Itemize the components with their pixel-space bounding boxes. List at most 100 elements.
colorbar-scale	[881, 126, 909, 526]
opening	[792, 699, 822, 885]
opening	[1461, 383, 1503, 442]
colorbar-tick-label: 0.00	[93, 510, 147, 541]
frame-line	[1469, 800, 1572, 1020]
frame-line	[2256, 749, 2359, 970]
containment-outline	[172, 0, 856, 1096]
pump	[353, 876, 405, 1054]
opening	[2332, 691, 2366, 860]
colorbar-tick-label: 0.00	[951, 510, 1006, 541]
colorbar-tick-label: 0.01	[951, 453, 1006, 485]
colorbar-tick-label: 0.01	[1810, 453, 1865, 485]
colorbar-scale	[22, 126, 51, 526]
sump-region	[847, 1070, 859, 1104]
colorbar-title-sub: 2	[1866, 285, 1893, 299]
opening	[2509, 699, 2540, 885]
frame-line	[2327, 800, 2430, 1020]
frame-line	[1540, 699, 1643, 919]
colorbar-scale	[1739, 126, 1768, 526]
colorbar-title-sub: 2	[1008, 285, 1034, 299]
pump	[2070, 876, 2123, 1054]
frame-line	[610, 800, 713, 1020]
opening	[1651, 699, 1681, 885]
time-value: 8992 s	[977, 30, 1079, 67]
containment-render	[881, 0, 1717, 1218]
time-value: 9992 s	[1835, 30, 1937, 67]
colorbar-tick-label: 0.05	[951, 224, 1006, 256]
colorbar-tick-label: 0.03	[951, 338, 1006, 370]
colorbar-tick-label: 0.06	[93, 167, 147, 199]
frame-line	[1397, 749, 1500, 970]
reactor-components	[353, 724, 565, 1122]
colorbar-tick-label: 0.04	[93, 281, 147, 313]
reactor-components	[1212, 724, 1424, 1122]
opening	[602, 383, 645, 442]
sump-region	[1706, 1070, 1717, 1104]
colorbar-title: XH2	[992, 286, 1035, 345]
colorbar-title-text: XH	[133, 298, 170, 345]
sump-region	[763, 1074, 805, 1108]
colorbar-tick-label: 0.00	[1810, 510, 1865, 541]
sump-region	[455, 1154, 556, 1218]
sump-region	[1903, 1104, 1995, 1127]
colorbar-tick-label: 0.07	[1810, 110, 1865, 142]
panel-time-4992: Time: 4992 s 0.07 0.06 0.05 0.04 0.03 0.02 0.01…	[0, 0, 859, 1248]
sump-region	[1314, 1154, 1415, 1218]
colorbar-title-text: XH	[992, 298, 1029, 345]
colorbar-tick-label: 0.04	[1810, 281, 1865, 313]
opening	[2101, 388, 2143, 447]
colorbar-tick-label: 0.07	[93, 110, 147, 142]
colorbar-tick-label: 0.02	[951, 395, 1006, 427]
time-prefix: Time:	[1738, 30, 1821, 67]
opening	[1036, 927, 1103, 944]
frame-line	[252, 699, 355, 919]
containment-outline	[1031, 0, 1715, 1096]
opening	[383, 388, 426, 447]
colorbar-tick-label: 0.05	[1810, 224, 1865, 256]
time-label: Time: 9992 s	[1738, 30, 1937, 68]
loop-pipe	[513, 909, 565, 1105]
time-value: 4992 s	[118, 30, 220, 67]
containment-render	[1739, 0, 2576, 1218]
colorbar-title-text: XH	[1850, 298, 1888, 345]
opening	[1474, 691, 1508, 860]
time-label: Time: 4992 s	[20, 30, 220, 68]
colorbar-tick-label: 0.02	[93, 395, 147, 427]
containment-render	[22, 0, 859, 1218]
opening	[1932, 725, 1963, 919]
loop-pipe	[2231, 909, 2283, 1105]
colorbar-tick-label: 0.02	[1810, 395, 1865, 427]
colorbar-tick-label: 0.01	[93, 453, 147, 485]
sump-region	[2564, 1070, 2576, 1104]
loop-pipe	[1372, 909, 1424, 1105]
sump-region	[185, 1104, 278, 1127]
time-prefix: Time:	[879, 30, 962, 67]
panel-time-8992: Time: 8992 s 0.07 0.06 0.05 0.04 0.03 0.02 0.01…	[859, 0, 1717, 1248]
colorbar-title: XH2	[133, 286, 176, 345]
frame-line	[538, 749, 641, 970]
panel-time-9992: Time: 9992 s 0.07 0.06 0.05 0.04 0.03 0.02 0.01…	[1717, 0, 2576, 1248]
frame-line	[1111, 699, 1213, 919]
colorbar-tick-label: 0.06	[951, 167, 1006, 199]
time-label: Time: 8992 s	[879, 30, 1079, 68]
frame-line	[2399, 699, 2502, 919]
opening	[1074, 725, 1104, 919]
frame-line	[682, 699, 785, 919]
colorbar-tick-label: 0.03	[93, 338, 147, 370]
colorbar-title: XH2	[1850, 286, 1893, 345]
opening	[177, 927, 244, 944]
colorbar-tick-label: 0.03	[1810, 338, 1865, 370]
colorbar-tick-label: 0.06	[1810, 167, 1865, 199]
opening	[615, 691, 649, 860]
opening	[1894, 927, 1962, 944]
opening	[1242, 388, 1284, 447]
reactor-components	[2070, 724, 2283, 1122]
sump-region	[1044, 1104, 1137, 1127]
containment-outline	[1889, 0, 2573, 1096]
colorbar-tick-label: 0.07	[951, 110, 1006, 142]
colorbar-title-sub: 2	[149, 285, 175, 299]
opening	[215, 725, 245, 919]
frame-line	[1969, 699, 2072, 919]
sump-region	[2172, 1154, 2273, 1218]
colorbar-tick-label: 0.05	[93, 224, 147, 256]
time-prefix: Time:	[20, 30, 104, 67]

▬▬▬▬▬▬

**WRITTEN TASK**
Lay out every line of the records above as a Markdown table with the columns Row and Line, numbering the rows and skipping blank lines.

**TASK ANSWER**
| Row | Line |
|---|---|
| 1 | Itemize the components with their pixel-space bounding boxes. List at most 100 elements. |
| 2 | colorbar-scale	[881, 126, 909, 526] |
| 3 | opening	[792, 699, 822, 885] |
| 4 | opening	[1461, 383, 1503, 442] |
| 5 | colorbar-tick-label: 0.00	[93, 510, 147, 541] |
| 6 | frame-line	[1469, 800, 1572, 1020] |
| 7 | frame-line	[2256, 749, 2359, 970] |
| 8 | containment-outline	[172, 0, 856, 1096] |
| 9 | pump	[353, 876, 405, 1054] |
| 10 | opening	[2332, 691, 2366, 860] |
| 11 | colorbar-tick-label: 0.00	[951, 510, 1006, 541] |
| 12 | colorbar-tick-label: 0.01	[951, 453, 1006, 485] |
| 13 | colorbar-tick-label: 0.01	[1810, 453, 1865, 485] |
| 14 | colorbar-scale	[22, 126, 51, 526] |
| 15 | sump-region	[847, 1070, 859, 1104] |
| 16 | colorbar-title-sub: 2	[1866, 285, 1893, 299] |
| 17 | opening	[2509, 699, 2540, 885] |
| 18 | frame-line	[2327, 800, 2430, 1020] |
| 19 | frame-line	[1540, 699, 1643, 919] |
| 20 | colorbar-scale	[1739, 126, 1768, 526] |
| 21 | colorbar-title-sub: 2	[1008, 285, 1034, 299] |
| 22 | pump	[2070, 876, 2123, 1054] |
| 23 | frame-line	[610, 800, 713, 1020] |
| 24 | opening	[1651, 699, 1681, 885] |
| 25 | time-value: 8992 s	[977, 30, 1079, 67] |
| 26 | containment-render	[881, 0, 1717, 1218] |
| 27 | time-value: 9992 s	[1835, 30, 1937, 67] |
| 28 | colorbar-tick-label: 0.05	[951, 224, 1006, 256] |
| 29 | colorbar-tick-label: 0.03	[951, 338, 1006, 370] |
| 30 | colorbar-tick-label: 0.06	[93, 167, 147, 199] |
| 31 | frame-line	[1397, 749, 1500, 970] |
| 32 | reactor-components	[353, 724, 565, 1122] |
| 33 | colorbar-tick-label: 0.04	[93, 281, 147, 313] |
| 34 | reactor-components	[1212, 724, 1424, 1122] |
| 35 | opening	[602, 383, 645, 442] |
| 36 | sump-region	[1706, 1070, 1717, 1104] |
| 37 | colorbar-title: XH2	[992, 286, 1035, 345] |
| 38 | colorbar-title-text: XH	[133, 298, 170, 345] |
| 39 | sump-region	[763, 1074, 805, 1108] |
| 40 | colorbar-tick-label: 0.00	[1810, 510, 1865, 541] |
| 41 | sump-region	[455, 1154, 556, 1218] |
| 42 | sump-region	[1903, 1104, 1995, 1127] |
| 43 | colorbar-tick-label: 0.07	[1810, 110, 1865, 142] |
| 44 | panel-time-4992: Time: 4992 s 0.07 0.06 0.05 0.04 0.03 0.02 0.01…	[0, 0, 859, 1248] |
| 45 | sump-region	[1314, 1154, 1415, 1218] |
| 46 | colorbar-title-text: XH	[992, 298, 1029, 345] |
| 47 | colorbar-tick-label: 0.04	[1810, 281, 1865, 313] |
| 48 | opening	[2101, 388, 2143, 447] |
| 49 | colorbar-tick-label: 0.07	[93, 110, 147, 142] |
| 50 | colorbar-tick-label: 0.02	[951, 395, 1006, 427] |
| 51 | time-prefix: Time:	[1738, 30, 1821, 67] |
| 52 | opening	[1036, 927, 1103, 944] |
| 53 | frame-line	[252, 699, 355, 919] |
| 54 | containment-outline	[1031, 0, 1715, 1096] |
| 55 | opening	[383, 388, 426, 447] |
| 56 | colorbar-tick-label: 0.05	[1810, 224, 1865, 256] |
| 57 | time-label: Time: 9992 s	[1738, 30, 1937, 68] |
| 58 | loop-pipe	[513, 909, 565, 1105] |
| 59 | time-value: 4992 s	[118, 30, 220, 67] |
| 60 | containment-render	[1739, 0, 2576, 1218] |
| 61 | colorbar-title-text: XH	[1850, 298, 1888, 345] |
| 62 | opening	[1474, 691, 1508, 860] |
| 63 | time-label: Time: 4992 s	[20, 30, 220, 68] |
| 64 | colorbar-tick-label: 0.02	[93, 395, 147, 427] |
| 65 | containment-render	[22, 0, 859, 1218] |
| 66 | opening	[1932, 725, 1963, 919] |
| 67 | loop-pipe	[2231, 909, 2283, 1105] |
| 68 | colorbar-tick-label: 0.02	[1810, 395, 1865, 427] |
| 69 | colorbar-tick-label: 0.01	[93, 453, 147, 485] |
| 70 | sump-region	[2564, 1070, 2576, 1104] |
| 71 | loop-pipe	[1372, 909, 1424, 1105] |
| 72 | sump-region	[185, 1104, 278, 1127] |
| 73 | time-prefix: Time:	[879, 30, 962, 67] |
| 74 | panel-time-8992: Time: 8992 s 0.07 0.06 0.05 0.04 0.03 0.02 0.01…	[859, 0, 1717, 1248] |
| 75 | colorbar-title: XH2	[133, 286, 176, 345] |
| 76 | frame-line	[538, 749, 641, 970] |
| 77 | panel-time-9992: Time: 9992 s 0.07 0.06 0.05 0.04 0.03 0.02 0.01…	[1717, 0, 2576, 1248] |
| 78 | frame-line	[1111, 699, 1213, 919] |
| 79 | colorbar-tick-label: 0.06	[951, 167, 1006, 199] |
| 80 | time-label: Time: 8992 s	[879, 30, 1079, 68] |
| 81 | frame-line	[2399, 699, 2502, 919] |
| 82 | opening	[1074, 725, 1104, 919] |
| 83 | frame-line	[682, 699, 785, 919] |
| 84 | colorbar-tick-label: 0.03	[93, 338, 147, 370] |
| 85 | colorbar-title: XH2	[1850, 286, 1893, 345] |
| 86 | opening	[177, 927, 244, 944] |
| 87 | colorbar-tick-label: 0.03	[1810, 338, 1865, 370] |
| 88 | colorbar-tick-label: 0.06	[1810, 167, 1865, 199] |
| 89 | opening	[615, 691, 649, 860] |
| 90 | opening	[1894, 927, 1962, 944] |
| 91 | opening	[1242, 388, 1284, 447] |
| 92 | reactor-components	[2070, 724, 2283, 1122] |
| 93 | sump-region	[1044, 1104, 1137, 1127] |
| 94 | containment-outline	[1889, 0, 2573, 1096] |
| 95 | colorbar-tick-label: 0.07	[951, 110, 1006, 142] |
| 96 | colorbar-title-sub: 2	[149, 285, 175, 299] |
| 97 | opening	[215, 725, 245, 919] |
| 98 | frame-line	[1969, 699, 2072, 919] |
| 99 | sump-region	[2172, 1154, 2273, 1218] |
| 100 | colorbar-tick-label: 0.05	[93, 224, 147, 256] |
| 101 | time-prefix: Time:	[20, 30, 104, 67] |